→ **Short exercise**: Gather up every line that includes the string "text".

*** Material to process

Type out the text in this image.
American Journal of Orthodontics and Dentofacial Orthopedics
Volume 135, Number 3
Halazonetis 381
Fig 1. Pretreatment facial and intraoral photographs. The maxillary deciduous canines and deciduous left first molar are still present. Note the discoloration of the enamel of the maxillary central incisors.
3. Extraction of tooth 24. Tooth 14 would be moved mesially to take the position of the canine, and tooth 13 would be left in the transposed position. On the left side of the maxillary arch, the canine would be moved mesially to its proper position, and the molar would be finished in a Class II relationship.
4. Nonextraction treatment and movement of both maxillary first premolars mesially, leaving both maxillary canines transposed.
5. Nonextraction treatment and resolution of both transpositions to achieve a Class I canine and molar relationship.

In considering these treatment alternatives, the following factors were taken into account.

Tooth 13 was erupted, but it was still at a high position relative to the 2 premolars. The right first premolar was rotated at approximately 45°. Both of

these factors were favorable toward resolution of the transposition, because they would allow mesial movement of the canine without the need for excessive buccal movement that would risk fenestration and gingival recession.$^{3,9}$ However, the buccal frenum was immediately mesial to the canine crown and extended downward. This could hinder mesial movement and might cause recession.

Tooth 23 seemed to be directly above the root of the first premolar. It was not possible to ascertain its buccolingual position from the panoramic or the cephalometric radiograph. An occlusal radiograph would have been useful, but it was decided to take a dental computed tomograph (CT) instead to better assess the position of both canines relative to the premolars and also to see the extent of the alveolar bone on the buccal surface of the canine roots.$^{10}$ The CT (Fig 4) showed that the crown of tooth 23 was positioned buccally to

******
*** Material to process

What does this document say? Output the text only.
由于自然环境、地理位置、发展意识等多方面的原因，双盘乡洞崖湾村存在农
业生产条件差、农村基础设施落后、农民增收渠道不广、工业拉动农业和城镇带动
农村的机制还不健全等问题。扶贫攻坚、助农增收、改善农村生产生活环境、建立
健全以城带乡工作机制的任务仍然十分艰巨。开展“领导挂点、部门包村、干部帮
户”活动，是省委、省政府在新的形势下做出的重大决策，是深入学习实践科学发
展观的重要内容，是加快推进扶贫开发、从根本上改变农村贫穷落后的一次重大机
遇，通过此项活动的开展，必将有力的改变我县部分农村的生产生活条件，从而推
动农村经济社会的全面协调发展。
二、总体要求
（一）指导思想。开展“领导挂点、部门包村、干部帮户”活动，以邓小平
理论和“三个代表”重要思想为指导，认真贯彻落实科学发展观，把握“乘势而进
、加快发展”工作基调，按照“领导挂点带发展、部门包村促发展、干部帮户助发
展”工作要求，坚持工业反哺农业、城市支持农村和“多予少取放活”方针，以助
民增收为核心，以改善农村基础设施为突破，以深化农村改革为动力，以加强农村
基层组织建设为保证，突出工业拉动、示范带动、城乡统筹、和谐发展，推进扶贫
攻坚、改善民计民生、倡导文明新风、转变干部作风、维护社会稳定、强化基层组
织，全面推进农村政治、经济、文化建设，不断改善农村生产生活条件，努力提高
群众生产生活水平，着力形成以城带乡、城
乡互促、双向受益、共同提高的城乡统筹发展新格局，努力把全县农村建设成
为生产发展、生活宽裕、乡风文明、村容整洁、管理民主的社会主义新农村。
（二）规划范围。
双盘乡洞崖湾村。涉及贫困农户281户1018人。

******
*** Material to process

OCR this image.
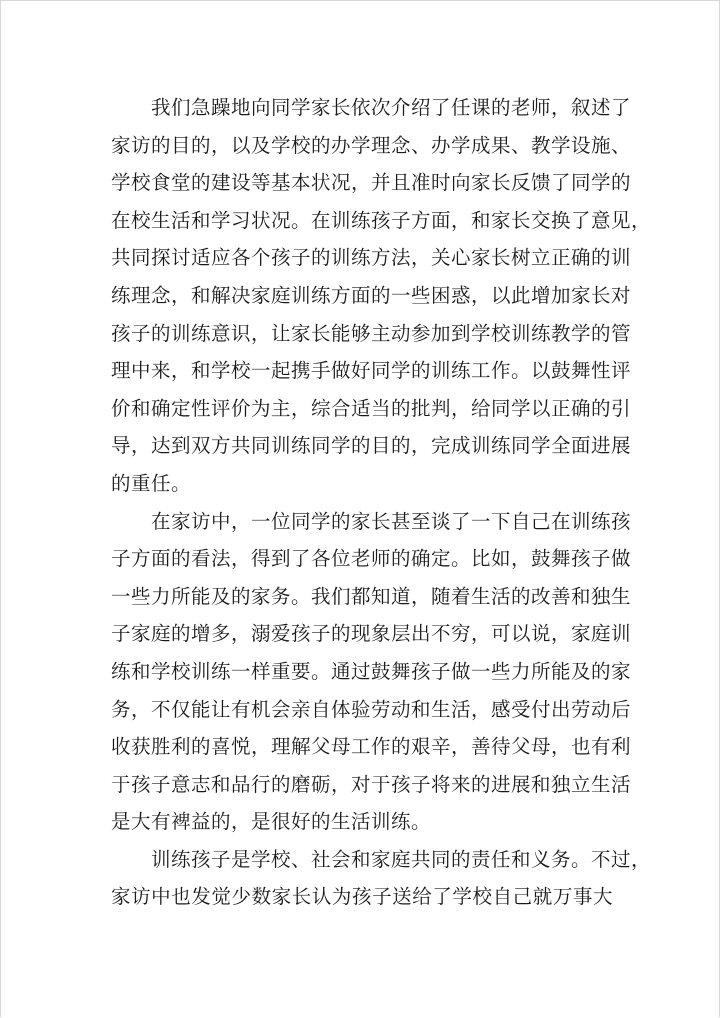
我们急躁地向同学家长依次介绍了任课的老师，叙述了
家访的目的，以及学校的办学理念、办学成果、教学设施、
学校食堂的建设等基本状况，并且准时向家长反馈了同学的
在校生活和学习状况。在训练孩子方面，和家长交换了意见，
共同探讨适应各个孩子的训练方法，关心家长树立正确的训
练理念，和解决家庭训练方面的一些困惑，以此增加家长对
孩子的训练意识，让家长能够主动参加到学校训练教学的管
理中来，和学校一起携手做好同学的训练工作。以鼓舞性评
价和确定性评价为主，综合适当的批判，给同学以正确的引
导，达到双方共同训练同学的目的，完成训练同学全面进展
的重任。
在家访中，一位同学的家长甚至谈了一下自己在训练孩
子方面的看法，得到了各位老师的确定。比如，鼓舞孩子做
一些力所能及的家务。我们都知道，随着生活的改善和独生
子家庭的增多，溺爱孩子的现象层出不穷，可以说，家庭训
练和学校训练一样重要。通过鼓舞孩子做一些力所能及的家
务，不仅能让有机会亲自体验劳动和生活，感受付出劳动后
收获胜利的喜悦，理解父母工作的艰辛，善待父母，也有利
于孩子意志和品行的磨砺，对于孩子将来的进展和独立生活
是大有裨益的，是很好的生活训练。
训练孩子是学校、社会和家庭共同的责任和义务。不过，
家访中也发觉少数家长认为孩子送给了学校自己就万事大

******

→ **Result of this exercise**:
Type out the text in this image.
What does this document say? Output the text only.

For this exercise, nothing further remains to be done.